> [TASK TO CARRY OUT] Copy the records that follow exactly as written, but not their pictures.
## START
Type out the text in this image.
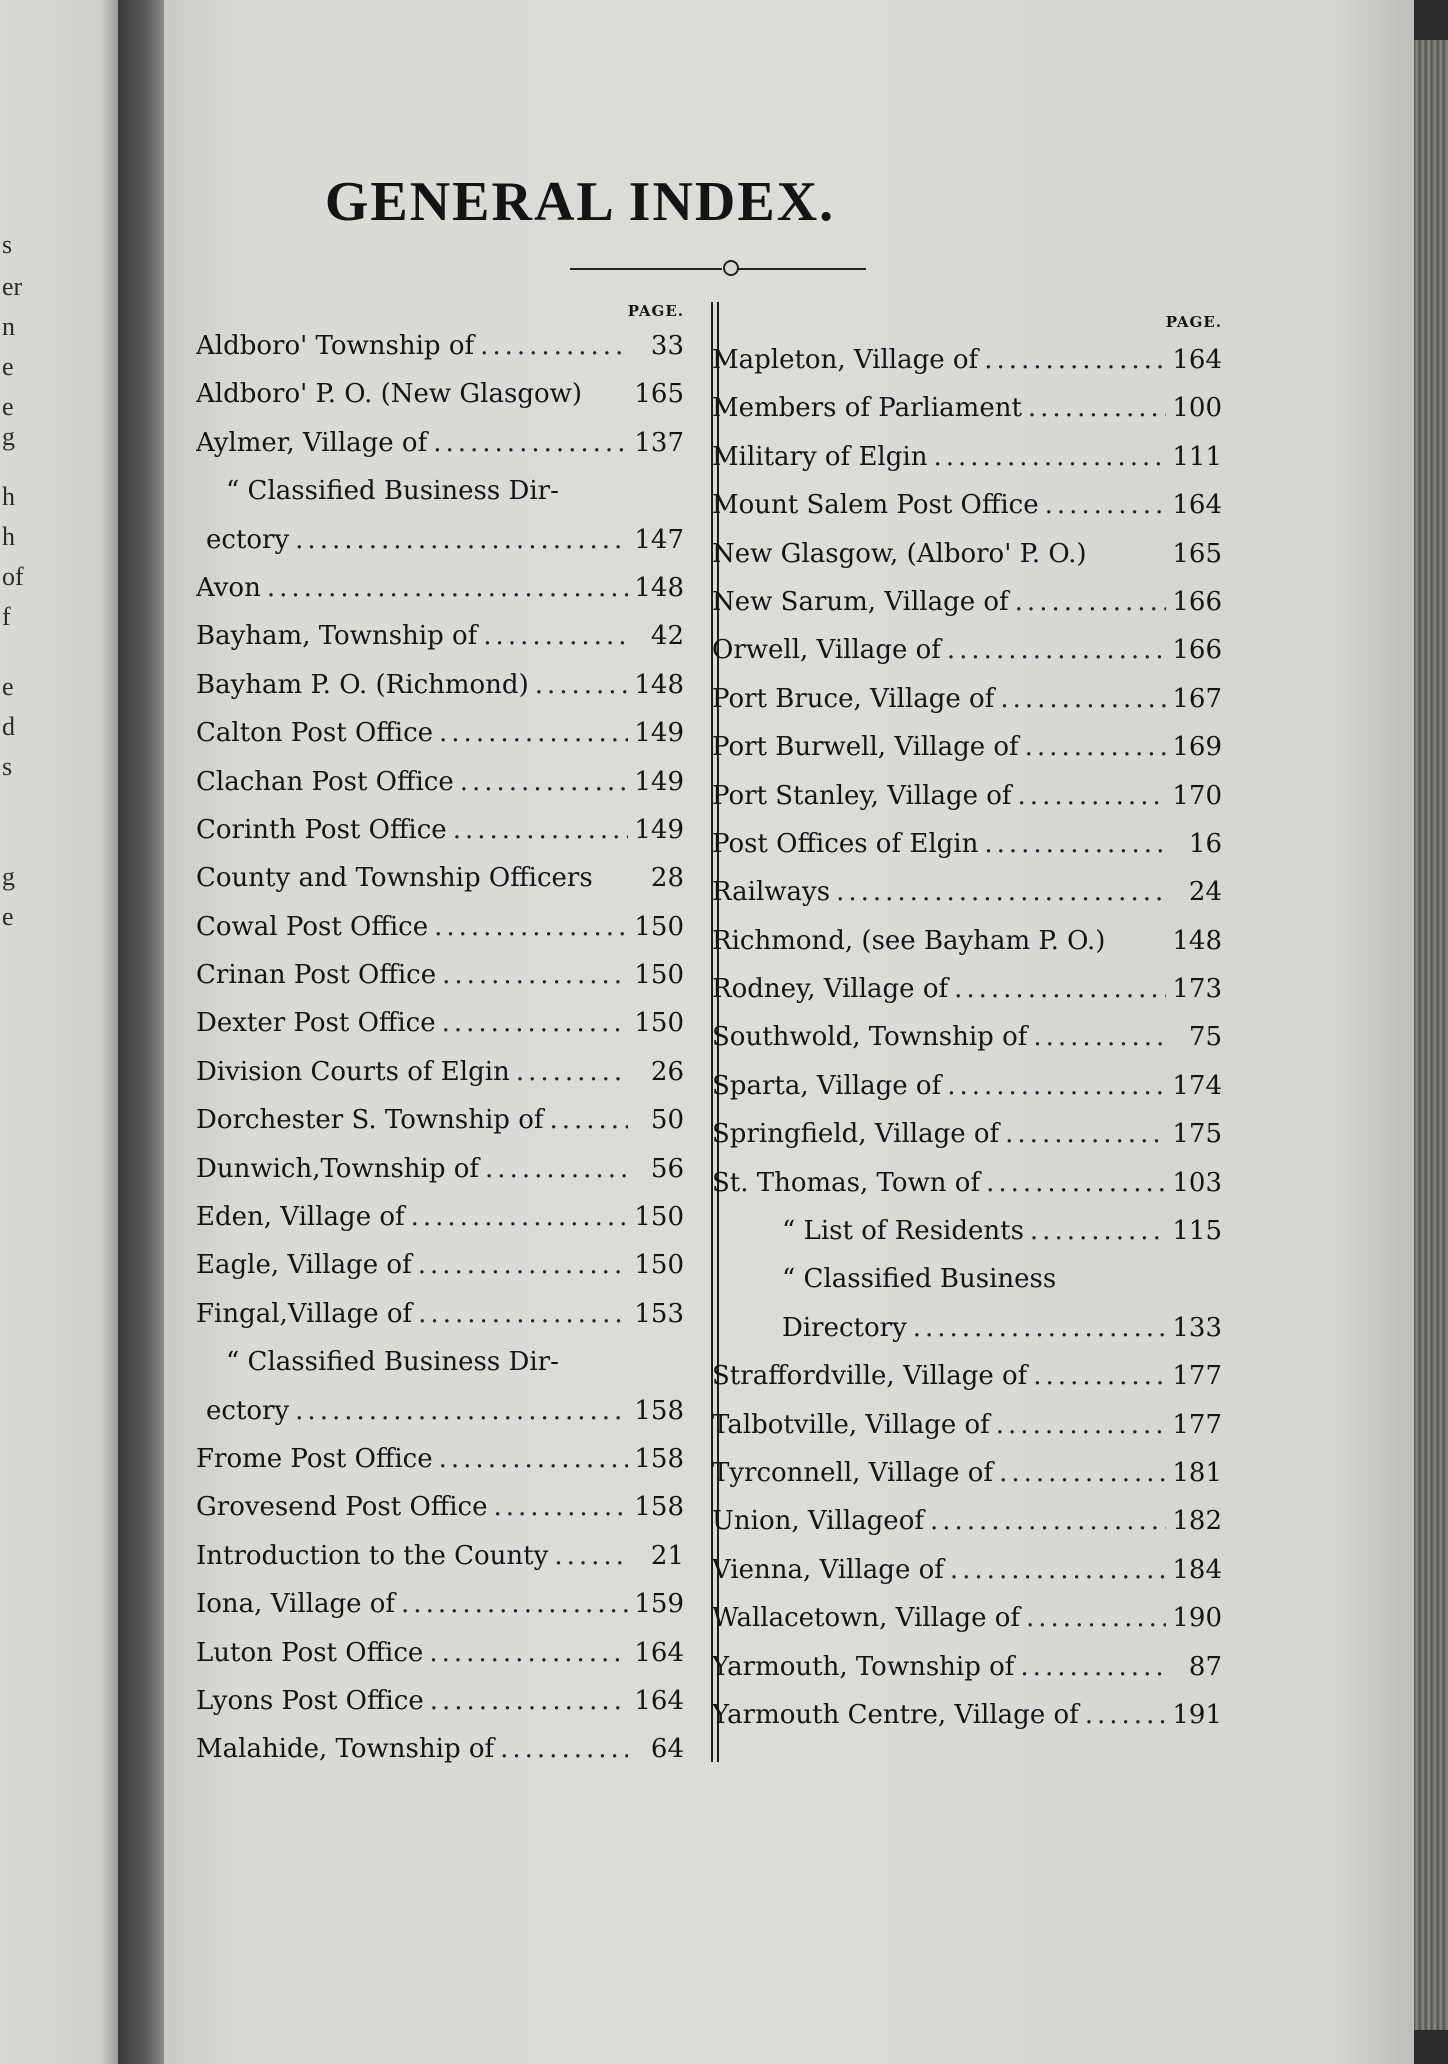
s
er
n
e
e
g
h
h
of
f
e
d
s
g
e
GENERAL INDEX.
PAGE.
Aldboro' Township of .....	33
Aldboro' P. O. (New Glasgow) 165
Aylmer, Village of .....	137
“ Classified Business Dir-
ectory .....	147
Avon .....	148
Bayham, Township of .....	42
Bayham P. O. (Richmond) .....	148
Calton Post Office .....	149
Clachan Post Office .....	149
Corinth Post Office .....	149
County and Township Officers	28
Cowal Post Office .....	150
Crinan Post Office .....	150
Dexter Post Office .....	150
Division Courts of Elgin .....	26
Dorchester S. Township of .....	50
Dunwich,Township of .....	56
Eden, Village of .....	150
Eagle, Village of .....	150
Fingal,Village of .....	153
“ Classified Business Dir-
ectory .....	158
Frome Post Office .....	158
Grovesend Post Office .....	158
Introduction to the County .....	21
Iona, Village of .....	159
Luton Post Office .....	164
Lyons Post Office .....	164
Malahide, Township of .....	64
PAGE.
Mapleton, Village of .....	164
Members of Parliament .....	100
Military of Elgin .....	111
Mount Salem Post Office .....	164
New Glasgow, (Alboro' P. O.)	165
New Sarum, Village of .....	166
Orwell, Village of .....	166
Port Bruce, Village of .....	167
Port Burwell, Village of .....	169
Port Stanley, Village of .....	170
Post Offices of Elgin .....	16
Railways .....	24
Richmond, (see Bayham P. O.)	148
Rodney, Village of .....	173
Southwold, Township of .....	75
Sparta, Village of .....	174
Springfield, Village of .....	175
St. Thomas, Town of .....	103
“ List of Residents .....	115
“ Classified Business
Directory .....	133
Straffordville, Village of .....	177
Talbotville, Village of .....	177
Tyrconnell, Village of .....	181
Union, Villageof .....	182
Vienna, Village of .....	184
Wallacetown, Village of .....	190
Yarmouth, Township of .....	87
Yarmouth Centre, Village of .....	191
## END
> [RESULT OF THE EXERCISE]
Type out the text in this image.
s
er
n
e
e
g
h
h
of
f
e
d
s
g
e
GENERAL INDEX.
PAGE.
Aldboro' Township of .....	33
Aldboro' P. O. (New Glasgow) 165
Aylmer, Village of .....	137
“ Classified Business Dir-
ectory .....	147
Avon .....	148
Bayham, Township of .....	42
Bayham P. O. (Richmond) .....	148
Calton Post Office .....	149
Clachan Post Office .....	149
Corinth Post Office .....	149
County and Township Officers	28
Cowal Post Office .....	150
Crinan Post Office .....	150
Dexter Post Office .....	150
Division Courts of Elgin .....	26
Dorchester S. Township of .....	50
Dunwich,Township of .....	56
Eden, Village of .....	150
Eagle, Village of .....	150
Fingal,Village of .....	153
“ Classified Business Dir-
ectory .....	158
Frome Post Office .....	158
Grovesend Post Office .....	158
Introduction to the County .....	21
Iona, Village of .....	159
Luton Post Office .....	164
Lyons Post Office .....	164
Malahide, Township of .....	64
PAGE.
Mapleton, Village of .....	164
Members of Parliament .....	100
Military of Elgin .....	111
Mount Salem Post Office .....	164
New Glasgow, (Alboro' P. O.)	165
New Sarum, Village of .....	166
Orwell, Village of .....	166
Port Bruce, Village of .....	167
Port Burwell, Village of .....	169
Port Stanley, Village of .....	170
Post Offices of Elgin .....	16
Railways .....	24
Richmond, (see Bayham P. O.)	148
Rodney, Village of .....	173
Southwold, Township of .....	75
Sparta, Village of .....	174
Springfield, Village of .....	175
St. Thomas, Town of .....	103
“ List of Residents .....	115
“ Classified Business
Directory .....	133
Straffordville, Village of .....	177
Talbotville, Village of .....	177
Tyrconnell, Village of .....	181
Union, Villageof .....	182
Vienna, Village of .....	184
Wallacetown, Village of .....	190
Yarmouth, Township of .....	87
Yarmouth Centre, Village of .....	191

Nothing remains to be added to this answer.